> **WHAT YOU NEED TO DO**: Among the entries, which lines carry the string "podle"? Copy each of them.

> **RECORDS SUPPLIED**:
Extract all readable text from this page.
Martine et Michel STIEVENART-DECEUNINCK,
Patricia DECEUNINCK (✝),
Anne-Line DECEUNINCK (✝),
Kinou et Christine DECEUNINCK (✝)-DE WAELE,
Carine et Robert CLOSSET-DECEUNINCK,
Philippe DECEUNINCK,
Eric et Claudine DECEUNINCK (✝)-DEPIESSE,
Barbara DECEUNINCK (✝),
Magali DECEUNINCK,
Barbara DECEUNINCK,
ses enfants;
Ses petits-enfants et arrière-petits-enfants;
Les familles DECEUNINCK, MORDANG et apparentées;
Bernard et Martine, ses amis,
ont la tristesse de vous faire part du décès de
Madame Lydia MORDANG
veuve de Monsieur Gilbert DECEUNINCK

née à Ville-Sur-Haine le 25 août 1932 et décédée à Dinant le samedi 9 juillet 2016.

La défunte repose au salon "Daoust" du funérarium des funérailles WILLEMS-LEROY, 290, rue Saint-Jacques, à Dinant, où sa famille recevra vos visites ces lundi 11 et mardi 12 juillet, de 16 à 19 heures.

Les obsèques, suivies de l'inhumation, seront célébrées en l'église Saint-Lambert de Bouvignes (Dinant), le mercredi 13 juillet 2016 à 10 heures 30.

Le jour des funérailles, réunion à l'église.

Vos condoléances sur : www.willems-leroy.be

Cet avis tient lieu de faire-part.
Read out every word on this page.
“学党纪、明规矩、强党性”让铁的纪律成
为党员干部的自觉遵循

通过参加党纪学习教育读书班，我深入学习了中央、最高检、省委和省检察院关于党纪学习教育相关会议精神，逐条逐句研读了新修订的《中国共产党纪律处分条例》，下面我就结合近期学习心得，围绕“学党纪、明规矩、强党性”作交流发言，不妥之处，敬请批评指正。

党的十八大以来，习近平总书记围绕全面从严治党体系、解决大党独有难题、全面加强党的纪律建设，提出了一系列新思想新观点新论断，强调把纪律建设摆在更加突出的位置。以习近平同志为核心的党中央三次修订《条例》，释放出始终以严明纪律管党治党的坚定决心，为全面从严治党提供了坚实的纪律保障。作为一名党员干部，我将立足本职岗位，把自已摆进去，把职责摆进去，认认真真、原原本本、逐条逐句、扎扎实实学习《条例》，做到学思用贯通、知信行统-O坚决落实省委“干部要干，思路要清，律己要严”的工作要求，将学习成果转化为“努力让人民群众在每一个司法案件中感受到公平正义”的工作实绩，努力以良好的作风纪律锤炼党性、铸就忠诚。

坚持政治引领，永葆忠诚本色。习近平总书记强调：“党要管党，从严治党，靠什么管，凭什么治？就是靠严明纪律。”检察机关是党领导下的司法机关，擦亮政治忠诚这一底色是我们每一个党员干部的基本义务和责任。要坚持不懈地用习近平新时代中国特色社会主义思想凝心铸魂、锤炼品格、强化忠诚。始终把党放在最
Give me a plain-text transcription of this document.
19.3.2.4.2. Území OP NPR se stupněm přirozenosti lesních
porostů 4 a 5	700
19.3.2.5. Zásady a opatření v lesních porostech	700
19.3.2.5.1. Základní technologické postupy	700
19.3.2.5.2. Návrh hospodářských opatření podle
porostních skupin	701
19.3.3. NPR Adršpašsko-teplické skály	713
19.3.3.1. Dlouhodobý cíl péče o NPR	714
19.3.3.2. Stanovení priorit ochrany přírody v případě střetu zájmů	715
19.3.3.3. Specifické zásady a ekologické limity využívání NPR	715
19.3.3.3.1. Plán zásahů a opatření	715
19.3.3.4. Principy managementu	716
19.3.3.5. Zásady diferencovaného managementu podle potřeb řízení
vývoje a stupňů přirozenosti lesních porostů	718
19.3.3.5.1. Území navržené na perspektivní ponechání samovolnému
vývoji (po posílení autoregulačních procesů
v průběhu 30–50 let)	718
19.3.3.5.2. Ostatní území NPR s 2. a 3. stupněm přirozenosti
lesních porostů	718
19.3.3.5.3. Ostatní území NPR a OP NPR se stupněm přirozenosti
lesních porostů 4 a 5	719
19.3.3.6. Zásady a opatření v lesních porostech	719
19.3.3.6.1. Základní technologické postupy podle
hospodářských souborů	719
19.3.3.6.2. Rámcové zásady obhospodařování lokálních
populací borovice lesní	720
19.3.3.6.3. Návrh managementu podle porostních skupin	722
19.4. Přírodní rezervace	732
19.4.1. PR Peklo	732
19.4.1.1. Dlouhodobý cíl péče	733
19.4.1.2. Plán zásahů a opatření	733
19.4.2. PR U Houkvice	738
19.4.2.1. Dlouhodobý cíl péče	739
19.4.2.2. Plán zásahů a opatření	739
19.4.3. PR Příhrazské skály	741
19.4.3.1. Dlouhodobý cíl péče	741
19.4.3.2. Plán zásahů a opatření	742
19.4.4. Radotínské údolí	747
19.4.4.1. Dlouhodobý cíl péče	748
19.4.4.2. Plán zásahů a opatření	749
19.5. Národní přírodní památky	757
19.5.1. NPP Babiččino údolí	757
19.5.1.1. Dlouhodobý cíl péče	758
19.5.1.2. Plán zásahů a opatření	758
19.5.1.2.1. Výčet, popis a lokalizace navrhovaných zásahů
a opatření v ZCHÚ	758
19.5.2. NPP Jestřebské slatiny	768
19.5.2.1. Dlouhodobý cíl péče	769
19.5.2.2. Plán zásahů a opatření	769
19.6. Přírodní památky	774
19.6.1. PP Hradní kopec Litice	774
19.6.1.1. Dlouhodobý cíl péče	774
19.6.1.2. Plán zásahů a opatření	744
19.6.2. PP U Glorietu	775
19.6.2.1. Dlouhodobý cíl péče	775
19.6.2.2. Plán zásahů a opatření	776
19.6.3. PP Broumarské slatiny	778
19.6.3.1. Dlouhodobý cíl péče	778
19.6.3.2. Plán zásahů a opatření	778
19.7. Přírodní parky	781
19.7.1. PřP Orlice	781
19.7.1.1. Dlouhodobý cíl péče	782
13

> **EXERCISE SOLUTION**:
19.3.2.5.2. Návrh hospodářských opatření podle
19.3.3.5. Zásady diferencovaného managementu podle potřeb řízení
19.3.3.6.1. Základní technologické postupy podle
19.3.3.6.3. Návrh managementu podle porostních skupin	722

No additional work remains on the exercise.